> **Material provided**
╔══

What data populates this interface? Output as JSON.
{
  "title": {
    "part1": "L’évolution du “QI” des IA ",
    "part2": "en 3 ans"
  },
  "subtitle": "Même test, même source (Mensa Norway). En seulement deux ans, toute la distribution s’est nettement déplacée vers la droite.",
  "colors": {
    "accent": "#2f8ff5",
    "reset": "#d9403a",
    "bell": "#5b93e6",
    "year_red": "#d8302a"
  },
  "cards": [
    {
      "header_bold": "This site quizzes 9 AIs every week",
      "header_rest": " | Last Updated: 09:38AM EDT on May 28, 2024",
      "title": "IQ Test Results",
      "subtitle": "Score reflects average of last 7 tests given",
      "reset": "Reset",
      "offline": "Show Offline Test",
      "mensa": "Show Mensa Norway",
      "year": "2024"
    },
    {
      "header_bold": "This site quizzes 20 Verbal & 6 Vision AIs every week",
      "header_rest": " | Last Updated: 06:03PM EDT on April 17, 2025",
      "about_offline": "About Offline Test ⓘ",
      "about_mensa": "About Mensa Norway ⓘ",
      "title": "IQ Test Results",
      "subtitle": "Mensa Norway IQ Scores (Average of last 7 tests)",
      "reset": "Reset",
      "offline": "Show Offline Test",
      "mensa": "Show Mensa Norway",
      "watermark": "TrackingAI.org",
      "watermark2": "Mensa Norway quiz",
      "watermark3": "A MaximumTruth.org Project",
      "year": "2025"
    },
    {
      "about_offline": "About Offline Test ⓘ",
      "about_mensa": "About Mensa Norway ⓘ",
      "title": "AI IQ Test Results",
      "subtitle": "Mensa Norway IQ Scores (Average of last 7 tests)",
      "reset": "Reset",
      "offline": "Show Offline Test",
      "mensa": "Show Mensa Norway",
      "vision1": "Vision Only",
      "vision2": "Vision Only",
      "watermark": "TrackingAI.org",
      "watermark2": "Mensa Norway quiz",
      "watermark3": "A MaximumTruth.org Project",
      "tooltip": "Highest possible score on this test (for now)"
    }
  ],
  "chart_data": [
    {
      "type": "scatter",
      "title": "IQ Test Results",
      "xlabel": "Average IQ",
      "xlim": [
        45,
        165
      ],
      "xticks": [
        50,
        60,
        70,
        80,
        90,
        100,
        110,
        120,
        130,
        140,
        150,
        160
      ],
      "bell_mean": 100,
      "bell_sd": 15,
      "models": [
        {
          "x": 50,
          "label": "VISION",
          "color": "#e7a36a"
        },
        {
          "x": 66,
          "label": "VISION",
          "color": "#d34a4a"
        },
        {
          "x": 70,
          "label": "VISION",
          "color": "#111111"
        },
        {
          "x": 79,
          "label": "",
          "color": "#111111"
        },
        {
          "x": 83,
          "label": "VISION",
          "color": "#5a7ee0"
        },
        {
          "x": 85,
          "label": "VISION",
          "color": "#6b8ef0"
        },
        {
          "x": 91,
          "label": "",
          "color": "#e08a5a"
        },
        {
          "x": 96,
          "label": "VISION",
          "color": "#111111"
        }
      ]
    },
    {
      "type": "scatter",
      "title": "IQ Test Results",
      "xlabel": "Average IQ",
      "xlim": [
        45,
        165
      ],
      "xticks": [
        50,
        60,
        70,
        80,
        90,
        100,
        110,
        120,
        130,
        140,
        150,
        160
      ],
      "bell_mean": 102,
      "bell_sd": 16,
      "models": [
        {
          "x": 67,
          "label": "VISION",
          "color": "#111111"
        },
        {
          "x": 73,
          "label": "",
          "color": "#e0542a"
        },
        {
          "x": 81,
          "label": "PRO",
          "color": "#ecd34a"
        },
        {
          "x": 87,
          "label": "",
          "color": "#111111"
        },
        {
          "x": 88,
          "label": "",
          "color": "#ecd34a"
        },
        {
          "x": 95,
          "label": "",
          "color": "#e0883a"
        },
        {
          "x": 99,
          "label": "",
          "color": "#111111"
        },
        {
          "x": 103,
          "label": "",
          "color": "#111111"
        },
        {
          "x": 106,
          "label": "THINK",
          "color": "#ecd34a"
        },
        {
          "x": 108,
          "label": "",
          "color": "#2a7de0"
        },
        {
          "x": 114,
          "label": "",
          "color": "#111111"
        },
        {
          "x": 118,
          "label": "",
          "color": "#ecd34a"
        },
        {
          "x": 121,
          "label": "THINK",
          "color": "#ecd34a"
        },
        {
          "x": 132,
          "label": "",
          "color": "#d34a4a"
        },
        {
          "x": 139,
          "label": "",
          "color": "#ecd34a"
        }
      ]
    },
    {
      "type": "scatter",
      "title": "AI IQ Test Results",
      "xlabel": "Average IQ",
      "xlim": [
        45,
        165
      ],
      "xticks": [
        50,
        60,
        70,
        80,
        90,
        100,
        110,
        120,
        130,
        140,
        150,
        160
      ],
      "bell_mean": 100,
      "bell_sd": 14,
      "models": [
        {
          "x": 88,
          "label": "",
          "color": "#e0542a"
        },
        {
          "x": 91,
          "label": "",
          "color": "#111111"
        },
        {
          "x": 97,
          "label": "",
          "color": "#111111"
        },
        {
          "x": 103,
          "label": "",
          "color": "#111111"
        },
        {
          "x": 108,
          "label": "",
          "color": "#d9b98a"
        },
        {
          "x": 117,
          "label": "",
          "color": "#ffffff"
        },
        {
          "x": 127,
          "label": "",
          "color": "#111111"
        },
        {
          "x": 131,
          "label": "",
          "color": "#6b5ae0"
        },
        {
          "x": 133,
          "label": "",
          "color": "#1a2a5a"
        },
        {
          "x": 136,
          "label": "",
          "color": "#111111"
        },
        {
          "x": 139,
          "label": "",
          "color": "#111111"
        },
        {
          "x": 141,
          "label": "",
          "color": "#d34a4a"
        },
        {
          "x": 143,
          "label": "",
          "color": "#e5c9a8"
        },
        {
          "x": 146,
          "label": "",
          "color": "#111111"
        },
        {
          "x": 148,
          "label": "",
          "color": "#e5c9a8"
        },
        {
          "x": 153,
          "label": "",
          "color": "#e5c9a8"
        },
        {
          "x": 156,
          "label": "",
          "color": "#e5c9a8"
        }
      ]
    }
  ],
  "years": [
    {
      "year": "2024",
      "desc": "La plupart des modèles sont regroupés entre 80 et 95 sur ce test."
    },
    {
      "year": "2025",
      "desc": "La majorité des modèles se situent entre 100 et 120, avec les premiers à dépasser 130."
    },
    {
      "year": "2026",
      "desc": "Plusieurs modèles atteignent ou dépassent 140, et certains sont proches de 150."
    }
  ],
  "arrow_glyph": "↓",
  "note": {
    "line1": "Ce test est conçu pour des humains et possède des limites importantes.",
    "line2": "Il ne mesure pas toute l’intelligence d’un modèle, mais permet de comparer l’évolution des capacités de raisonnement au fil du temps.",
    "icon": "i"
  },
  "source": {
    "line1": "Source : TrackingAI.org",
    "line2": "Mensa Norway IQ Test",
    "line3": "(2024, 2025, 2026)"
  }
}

╚══

> **Your objective**
Restate every line of the data word for word.

> **The result**
What data populates this interface? Output as JSON.
{
  "title": {
    "part1": "L’évolution du “QI” des IA ",
    "part2": "en 3 ans"
  },
  "subtitle": "Même test, même source (Mensa Norway). En seulement deux ans, toute la distribution s’est nettement déplacée vers la droite.",
  "colors": {
    "accent": "#2f8ff5",
    "reset": "#d9403a",
    "bell": "#5b93e6",
    "year_red": "#d8302a"
  },
  "cards": [
    {
      "header_bold": "This site quizzes 9 AIs every week",
      "header_rest": " | Last Updated: 09:38AM EDT on May 28, 2024",
      "title": "IQ Test Results",
      "subtitle": "Score reflects average of last 7 tests given",
      "reset": "Reset",
      "offline": "Show Offline Test",
      "mensa": "Show Mensa Norway",
      "year": "2024"
    },
    {
      "header_bold": "This site quizzes 20 Verbal & 6 Vision AIs every week",
      "header_rest": " | Last Updated: 06:03PM EDT on April 17, 2025",
      "about_offline": "About Offline Test ⓘ",
      "about_mensa": "About Mensa Norway ⓘ",
      "title": "IQ Test Results",
      "subtitle": "Mensa Norway IQ Scores (Average of last 7 tests)",
      "reset": "Reset",
      "offline": "Show Offline Test",
      "mensa": "Show Mensa Norway",
      "watermark": "TrackingAI.org",
      "watermark2": "Mensa Norway quiz",
      "watermark3": "A MaximumTruth.org Project",
      "year": "2025"
    },
    {
      "about_offline": "About Offline Test ⓘ",
      "about_mensa": "About Mensa Norway ⓘ",
      "title": "AI IQ Test Results",
      "subtitle": "Mensa Norway IQ Scores (Average of last 7 tests)",
      "reset": "Reset",
      "offline": "Show Offline Test",
      "mensa": "Show Mensa Norway",
      "vision1": "Vision Only",
      "vision2": "Vision Only",
      "watermark": "TrackingAI.org",
      "watermark2": "Mensa Norway quiz",
      "watermark3": "A MaximumTruth.org Project",
      "tooltip": "Highest possible score on this test (for now)"
    }
  ],
  "chart_data": [
    {
      "type": "scatter",
      "title": "IQ Test Results",
      "xlabel": "Average IQ",
      "xlim": [
        45,
        165
      ],
      "xticks": [
        50,
        60,
        70,
        80,
        90,
        100,
        110,
        120,
        130,
        140,
        150,
        160
      ],
      "bell_mean": 100,
      "bell_sd": 15,
      "models": [
        {
          "x": 50,
          "label": "VISION",
          "color": "#e7a36a"
        },
        {
          "x": 66,
          "label": "VISION",
          "color": "#d34a4a"
        },
        {
          "x": 70,
          "label": "VISION",
          "color": "#111111"
        },
        {
          "x": 79,
          "label": "",
          "color": "#111111"
        },
        {
          "x": 83,
          "label": "VISION",
          "color": "#5a7ee0"
        },
        {
          "x": 85,
          "label": "VISION",
          "color": "#6b8ef0"
        },
        {
          "x": 91,
          "label": "",
          "color": "#e08a5a"
        },
        {
          "x": 96,
          "label": "VISION",
          "color": "#111111"
        }
      ]
    },
    {
      "type": "scatter",
      "title": "IQ Test Results",
      "xlabel": "Average IQ",
      "xlim": [
        45,
        165
      ],
      "xticks": [
        50,
        60,
        70,
        80,
        90,
        100,
        110,
        120,
        130,
        140,
        150,
        160
      ],
      "bell_mean": 102,
      "bell_sd": 16,
      "models": [
        {
          "x": 67,
          "label": "VISION",
          "color": "#111111"
        },
        {
          "x": 73,
          "label": "",
          "color": "#e0542a"
        },
        {
          "x": 81,
          "label": "PRO",
          "color": "#ecd34a"
        },
        {
          "x": 87,
          "label": "",
          "color": "#111111"
        },
        {
          "x": 88,
          "label": "",
          "color": "#ecd34a"
        },
        {
          "x": 95,
          "label": "",
          "color": "#e0883a"
        },
        {
          "x": 99,
          "label": "",
          "color": "#111111"
        },
        {
          "x": 103,
          "label": "",
          "color": "#111111"
        },
        {
          "x": 106,
          "label": "THINK",
          "color": "#ecd34a"
        },
        {
          "x": 108,
          "label": "",
          "color": "#2a7de0"
        },
        {
          "x": 114,
          "label": "",
          "color": "#111111"
        },
        {
          "x": 118,
          "label": "",
          "color": "#ecd34a"
        },
        {
          "x": 121,
          "label": "THINK",
          "color": "#ecd34a"
        },
        {
          "x": 132,
          "label": "",
          "color": "#d34a4a"
        },
        {
          "x": 139,
          "label": "",
          "color": "#ecd34a"
        }
      ]
    },
    {
      "type": "scatter",
      "title": "AI IQ Test Results",
      "xlabel": "Average IQ",
      "xlim": [
        45,
        165
      ],
      "xticks": [
        50,
        60,
        70,
        80,
        90,
        100,
        110,
        120,
        130,
        140,
        150,
        160
      ],
      "bell_mean": 100,
      "bell_sd": 14,
      "models": [
        {
          "x": 88,
          "label": "",
          "color": "#e0542a"
        },
        {
          "x": 91,
          "label": "",
          "color": "#111111"
        },
        {
          "x": 97,
          "label": "",
          "color": "#111111"
        },
        {
          "x": 103,
          "label": "",
          "color": "#111111"
        },
        {
          "x": 108,
          "label": "",
          "color": "#d9b98a"
        },
        {
          "x": 117,
          "label": "",
          "color": "#ffffff"
        },
        {
          "x": 127,
          "label": "",
          "color": "#111111"
        },
        {
          "x": 131,
          "label": "",
          "color": "#6b5ae0"
        },
        {
          "x": 133,
          "label": "",
          "color": "#1a2a5a"
        },
        {
          "x": 136,
          "label": "",
          "color": "#111111"
        },
        {
          "x": 139,
          "label": "",
          "color": "#111111"
        },
        {
          "x": 141,
          "label": "",
          "color": "#d34a4a"
        },
        {
          "x": 143,
          "label": "",
          "color": "#e5c9a8"
        },
        {
          "x": 146,
          "label": "",
          "color": "#111111"
        },
        {
          "x": 148,
          "label": "",
          "color": "#e5c9a8"
        },
        {
          "x": 153,
          "label": "",
          "color": "#e5c9a8"
        },
        {
          "x": 156,
          "label": "",
          "color": "#e5c9a8"
        }
      ]
    }
  ],
  "years": [
    {
      "year": "2024",
      "desc": "La plupart des modèles sont regroupés entre 80 et 95 sur ce test."
    },
    {
      "year": "2025",
      "desc": "La majorité des modèles se situent entre 100 et 120, avec les premiers à dépasser 130."
    },
    {
      "year": "2026",
      "desc": "Plusieurs modèles atteignent ou dépassent 140, et certains sont proches de 150."
    }
  ],
  "arrow_glyph": "↓",
  "note": {
    "line1": "Ce test est conçu pour des humains et possède des limites importantes.",
    "line2": "Il ne mesure pas toute l’intelligence d’un modèle, mais permet de comparer l’évolution des capacités de raisonnement au fil du temps.",
    "icon": "i"
  },
  "source": {
    "line1": "Source : TrackingAI.org",
    "line2": "Mensa Norway IQ Test",
    "line3": "(2024, 2025, 2026)"
  }
}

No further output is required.